-- Start --

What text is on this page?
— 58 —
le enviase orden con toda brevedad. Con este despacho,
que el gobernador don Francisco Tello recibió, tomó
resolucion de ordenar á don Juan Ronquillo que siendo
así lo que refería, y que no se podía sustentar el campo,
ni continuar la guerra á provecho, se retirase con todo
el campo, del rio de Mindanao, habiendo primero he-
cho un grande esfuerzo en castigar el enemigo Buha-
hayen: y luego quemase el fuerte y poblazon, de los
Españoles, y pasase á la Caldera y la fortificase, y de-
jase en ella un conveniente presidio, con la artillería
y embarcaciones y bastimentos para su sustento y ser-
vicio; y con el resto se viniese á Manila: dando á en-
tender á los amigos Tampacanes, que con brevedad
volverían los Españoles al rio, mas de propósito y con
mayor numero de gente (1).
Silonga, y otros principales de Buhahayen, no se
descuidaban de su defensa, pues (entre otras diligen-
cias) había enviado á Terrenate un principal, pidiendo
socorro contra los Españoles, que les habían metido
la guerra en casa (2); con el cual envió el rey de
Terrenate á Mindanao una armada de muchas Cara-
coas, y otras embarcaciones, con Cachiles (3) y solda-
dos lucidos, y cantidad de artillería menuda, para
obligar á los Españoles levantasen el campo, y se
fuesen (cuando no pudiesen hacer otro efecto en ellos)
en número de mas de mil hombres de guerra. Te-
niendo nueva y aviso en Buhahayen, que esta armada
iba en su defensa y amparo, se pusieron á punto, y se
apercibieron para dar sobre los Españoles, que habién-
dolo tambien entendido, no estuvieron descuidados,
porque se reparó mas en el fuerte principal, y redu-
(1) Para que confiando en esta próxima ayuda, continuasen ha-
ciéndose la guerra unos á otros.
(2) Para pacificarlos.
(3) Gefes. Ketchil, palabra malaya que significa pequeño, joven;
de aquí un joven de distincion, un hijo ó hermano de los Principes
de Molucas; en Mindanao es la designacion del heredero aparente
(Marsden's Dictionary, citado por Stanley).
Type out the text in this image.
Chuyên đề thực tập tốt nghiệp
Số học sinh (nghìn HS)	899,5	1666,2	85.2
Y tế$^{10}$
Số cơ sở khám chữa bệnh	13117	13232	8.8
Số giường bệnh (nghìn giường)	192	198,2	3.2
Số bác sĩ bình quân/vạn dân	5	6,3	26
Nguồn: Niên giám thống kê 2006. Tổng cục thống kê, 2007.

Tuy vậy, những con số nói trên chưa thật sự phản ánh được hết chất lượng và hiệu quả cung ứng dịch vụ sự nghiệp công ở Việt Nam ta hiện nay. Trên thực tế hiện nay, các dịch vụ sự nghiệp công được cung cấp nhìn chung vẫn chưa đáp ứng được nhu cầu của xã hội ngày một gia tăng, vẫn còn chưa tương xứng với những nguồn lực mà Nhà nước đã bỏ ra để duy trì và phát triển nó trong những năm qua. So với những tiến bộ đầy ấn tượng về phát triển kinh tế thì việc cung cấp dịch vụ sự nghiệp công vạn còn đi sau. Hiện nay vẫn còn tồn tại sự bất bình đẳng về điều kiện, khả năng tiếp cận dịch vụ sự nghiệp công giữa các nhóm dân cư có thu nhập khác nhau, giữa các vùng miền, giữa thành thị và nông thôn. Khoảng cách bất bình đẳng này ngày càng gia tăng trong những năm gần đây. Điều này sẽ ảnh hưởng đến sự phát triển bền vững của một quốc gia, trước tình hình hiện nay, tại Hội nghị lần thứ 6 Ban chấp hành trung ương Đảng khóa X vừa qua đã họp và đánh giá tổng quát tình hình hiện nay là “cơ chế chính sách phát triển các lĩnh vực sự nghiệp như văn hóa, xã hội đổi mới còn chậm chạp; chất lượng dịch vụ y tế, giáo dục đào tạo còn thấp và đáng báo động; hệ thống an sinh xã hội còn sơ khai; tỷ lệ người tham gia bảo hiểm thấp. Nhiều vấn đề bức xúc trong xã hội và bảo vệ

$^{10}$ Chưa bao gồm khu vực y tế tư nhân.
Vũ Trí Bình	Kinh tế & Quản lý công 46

-- End --

• _Set exercise_: Write out every line from the records above, word for word.

• _Answer to this problem_:
What text is on this page?
— 58 —
le enviase orden con toda brevedad. Con este despacho,
que el gobernador don Francisco Tello recibió, tomó
resolucion de ordenar á don Juan Ronquillo que siendo
así lo que refería, y que no se podía sustentar el campo,
ni continuar la guerra á provecho, se retirase con todo
el campo, del rio de Mindanao, habiendo primero he-
cho un grande esfuerzo en castigar el enemigo Buha-
hayen: y luego quemase el fuerte y poblazon, de los
Españoles, y pasase á la Caldera y la fortificase, y de-
jase en ella un conveniente presidio, con la artillería
y embarcaciones y bastimentos para su sustento y ser-
vicio; y con el resto se viniese á Manila: dando á en-
tender á los amigos Tampacanes, que con brevedad
volverían los Españoles al rio, mas de propósito y con
mayor numero de gente (1).
Silonga, y otros principales de Buhahayen, no se
descuidaban de su defensa, pues (entre otras diligen-
cias) había enviado á Terrenate un principal, pidiendo
socorro contra los Españoles, que les habían metido
la guerra en casa (2); con el cual envió el rey de
Terrenate á Mindanao una armada de muchas Cara-
coas, y otras embarcaciones, con Cachiles (3) y solda-
dos lucidos, y cantidad de artillería menuda, para
obligar á los Españoles levantasen el campo, y se
fuesen (cuando no pudiesen hacer otro efecto en ellos)
en número de mas de mil hombres de guerra. Te-
niendo nueva y aviso en Buhahayen, que esta armada
iba en su defensa y amparo, se pusieron á punto, y se
apercibieron para dar sobre los Españoles, que habién-
dolo tambien entendido, no estuvieron descuidados,
porque se reparó mas en el fuerte principal, y redu-
(1) Para que confiando en esta próxima ayuda, continuasen ha-
ciéndose la guerra unos á otros.
(2) Para pacificarlos.
(3) Gefes. Ketchil, palabra malaya que significa pequeño, joven;
de aquí un joven de distincion, un hijo ó hermano de los Principes
de Molucas; en Mindanao es la designacion del heredero aparente
(Marsden's Dictionary, citado por Stanley).
Type out the text in this image.
Chuyên đề thực tập tốt nghiệp
Số học sinh (nghìn HS)	899,5	1666,2	85.2
Y tế$^{10}$
Số cơ sở khám chữa bệnh	13117	13232	8.8
Số giường bệnh (nghìn giường)	192	198,2	3.2
Số bác sĩ bình quân/vạn dân	5	6,3	26
Nguồn: Niên giám thống kê 2006. Tổng cục thống kê, 2007.

Tuy vậy, những con số nói trên chưa thật sự phản ánh được hết chất lượng và hiệu quả cung ứng dịch vụ sự nghiệp công ở Việt Nam ta hiện nay. Trên thực tế hiện nay, các dịch vụ sự nghiệp công được cung cấp nhìn chung vẫn chưa đáp ứng được nhu cầu của xã hội ngày một gia tăng, vẫn còn chưa tương xứng với những nguồn lực mà Nhà nước đã bỏ ra để duy trì và phát triển nó trong những năm qua. So với những tiến bộ đầy ấn tượng về phát triển kinh tế thì việc cung cấp dịch vụ sự nghiệp công vạn còn đi sau. Hiện nay vẫn còn tồn tại sự bất bình đẳng về điều kiện, khả năng tiếp cận dịch vụ sự nghiệp công giữa các nhóm dân cư có thu nhập khác nhau, giữa các vùng miền, giữa thành thị và nông thôn. Khoảng cách bất bình đẳng này ngày càng gia tăng trong những năm gần đây. Điều này sẽ ảnh hưởng đến sự phát triển bền vững của một quốc gia, trước tình hình hiện nay, tại Hội nghị lần thứ 6 Ban chấp hành trung ương Đảng khóa X vừa qua đã họp và đánh giá tổng quát tình hình hiện nay là “cơ chế chính sách phát triển các lĩnh vực sự nghiệp như văn hóa, xã hội đổi mới còn chậm chạp; chất lượng dịch vụ y tế, giáo dục đào tạo còn thấp và đáng báo động; hệ thống an sinh xã hội còn sơ khai; tỷ lệ người tham gia bảo hiểm thấp. Nhiều vấn đề bức xúc trong xã hội và bảo vệ

$^{10}$ Chưa bao gồm khu vực y tế tư nhân.
Vũ Trí Bình	Kinh tế & Quản lý công 46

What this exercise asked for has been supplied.